## BEGIN INPUT ROWS

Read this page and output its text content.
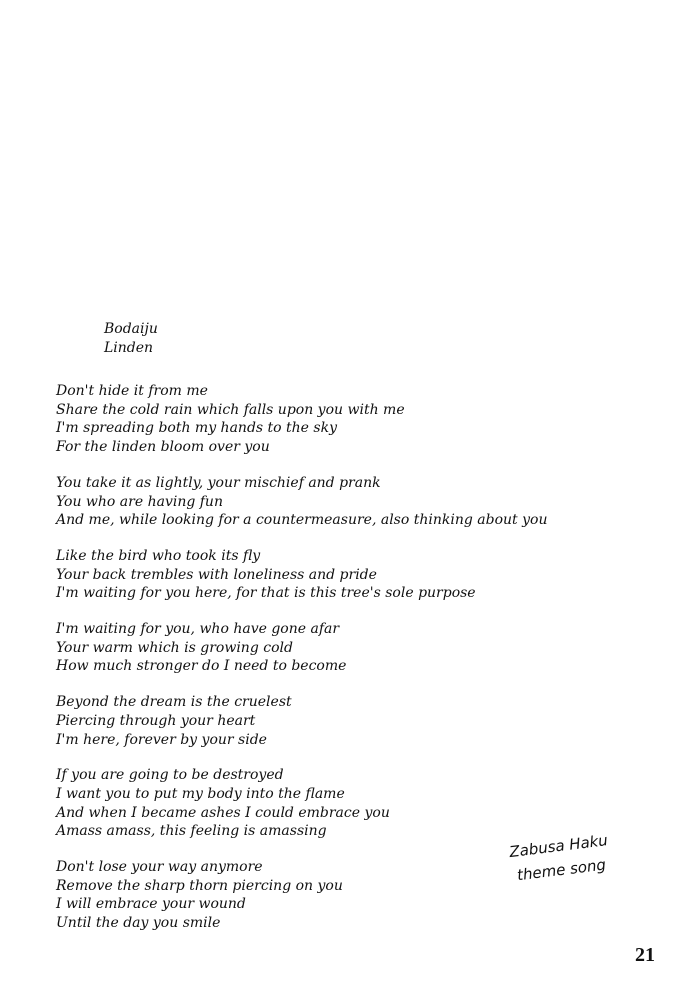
Bodaiju
Linden
Don't hide it from me
Share the cold rain which falls upon you with me
I'm spreading both my hands to the sky
For the linden bloom over you
You take it as lightly, your mischief and prank
You who are having fun
And me, while looking for a countermeasure, also thinking about you
Like the bird who took its fly
Your back trembles with loneliness and pride
I'm waiting for you here, for that is this tree's sole purpose
I'm waiting for you, who have gone afar
Your warm which is growing cold
How much stronger do I need to become
Beyond the dream is the cruelest
Piercing through your heart
I'm here, forever by your side
If you are going to be destroyed
I want you to put my body into the flame
And when I became ashes I could embrace you
Amass amass, this feeling is amassing
Don't lose your way anymore
Remove the sharp thorn piercing on you
I will embrace your wound
Until the day you smile
Zabusa Haku
theme song
21
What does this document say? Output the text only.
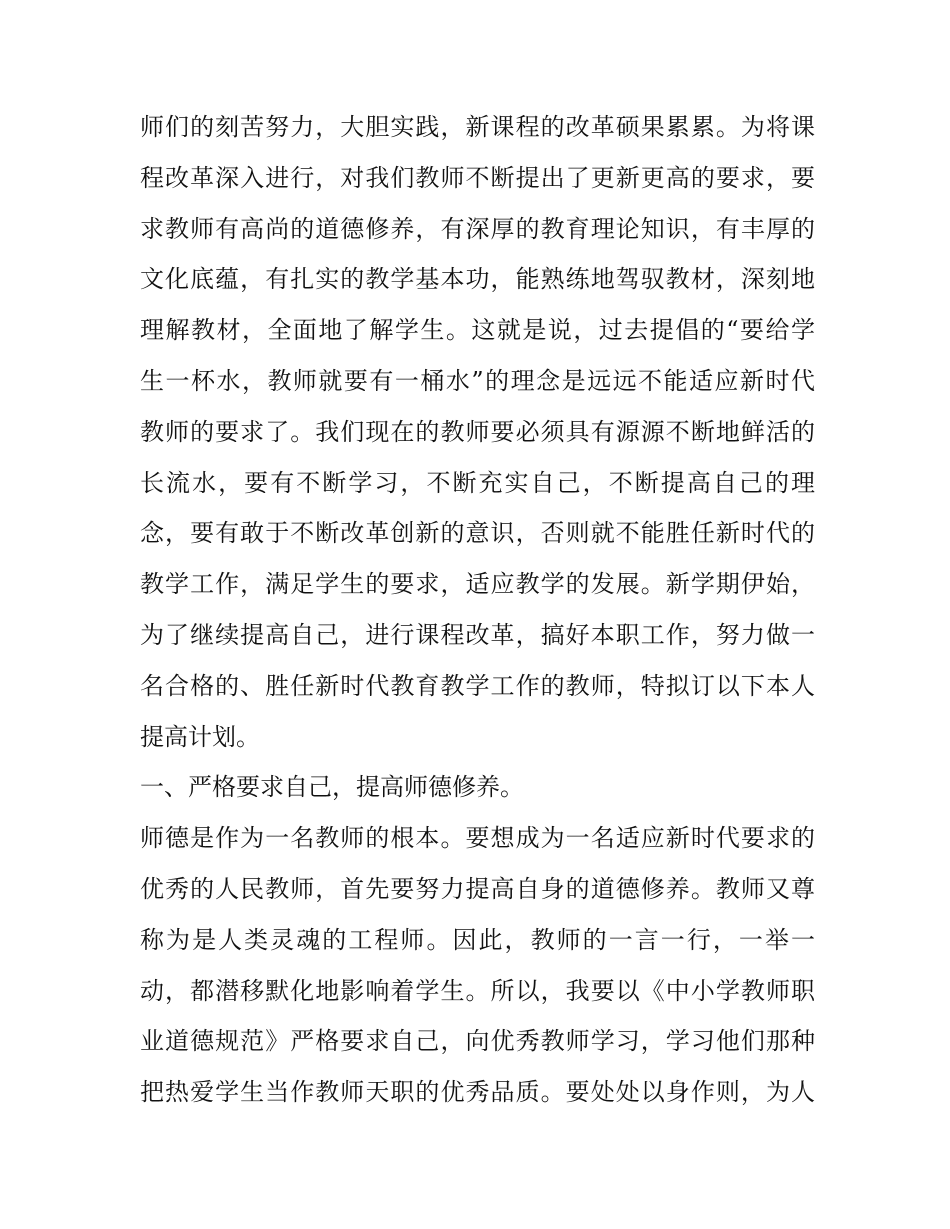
师们的刻苦努力，大胆实践，新课程的改革硕果累累。为将课
程改革深入进行，对我们教师不断提出了更新更高的要求，要
求教师有高尚的道德修养，有深厚的教育理论知识，有丰厚的
文化底蕴，有扎实的教学基本功，能熟练地驾驭教材，深刻地
理解教材，全面地了解学生。这就是说，过去提倡的“要给学
生一杯水，教师就要有一桶水”的理念是远远不能适应新时代
教师的要求了。我们现在的教师要必须具有源源不断地鲜活的
长流水，要有不断学习，不断充实自己，不断提高自己的理
念，要有敢于不断改革创新的意识，否则就不能胜任新时代的
教学工作，满足学生的要求，适应教学的发展。新学期伊始，
为了继续提高自己，进行课程改革，搞好本职工作，努力做一
名合格的、胜任新时代教育教学工作的教师，特拟订以下本人
提高计划。
一、严格要求自己，提高师德修养。
师德是作为一名教师的根本。要想成为一名适应新时代要求的
优秀的人民教师，首先要努力提高自身的道德修养。教师又尊
称为是人类灵魂的工程师。因此，教师的一言一行，一举一
动，都潜移默化地影响着学生。所以，我要以《中小学教师职
业道德规范》严格要求自己，向优秀教师学习，学习他们那种
把热爱学生当作教师天职的优秀品质。要处处以身作则，为人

## END INPUT ROWS

**SHORT EXERCISE**
Quote each entry above verbatim and drop the pictures.

**EXERCISE SOLUTION**
Read this page and output its text content.
Bodaiju
Linden
Don't hide it from me
Share the cold rain which falls upon you with me
I'm spreading both my hands to the sky
For the linden bloom over you
You take it as lightly, your mischief and prank
You who are having fun
And me, while looking for a countermeasure, also thinking about you
Like the bird who took its fly
Your back trembles with loneliness and pride
I'm waiting for you here, for that is this tree's sole purpose
I'm waiting for you, who have gone afar
Your warm which is growing cold
How much stronger do I need to become
Beyond the dream is the cruelest
Piercing through your heart
I'm here, forever by your side
If you are going to be destroyed
I want you to put my body into the flame
And when I became ashes I could embrace you
Amass amass, this feeling is amassing
Don't lose your way anymore
Remove the sharp thorn piercing on you
I will embrace your wound
Until the day you smile
Zabusa Haku
theme song
21
What does this document say? Output the text only.
师们的刻苦努力，大胆实践，新课程的改革硕果累累。为将课
程改革深入进行，对我们教师不断提出了更新更高的要求，要
求教师有高尚的道德修养，有深厚的教育理论知识，有丰厚的
文化底蕴，有扎实的教学基本功，能熟练地驾驭教材，深刻地
理解教材，全面地了解学生。这就是说，过去提倡的“要给学
生一杯水，教师就要有一桶水”的理念是远远不能适应新时代
教师的要求了。我们现在的教师要必须具有源源不断地鲜活的
长流水，要有不断学习，不断充实自己，不断提高自己的理
念，要有敢于不断改革创新的意识，否则就不能胜任新时代的
教学工作，满足学生的要求，适应教学的发展。新学期伊始，
为了继续提高自己，进行课程改革，搞好本职工作，努力做一
名合格的、胜任新时代教育教学工作的教师，特拟订以下本人
提高计划。
一、严格要求自己，提高师德修养。
师德是作为一名教师的根本。要想成为一名适应新时代要求的
优秀的人民教师，首先要努力提高自身的道德修养。教师又尊
称为是人类灵魂的工程师。因此，教师的一言一行，一举一
动，都潜移默化地影响着学生。所以，我要以《中小学教师职
业道德规范》严格要求自己，向优秀教师学习，学习他们那种
把热爱学生当作教师天职的优秀品质。要处处以身作则，为人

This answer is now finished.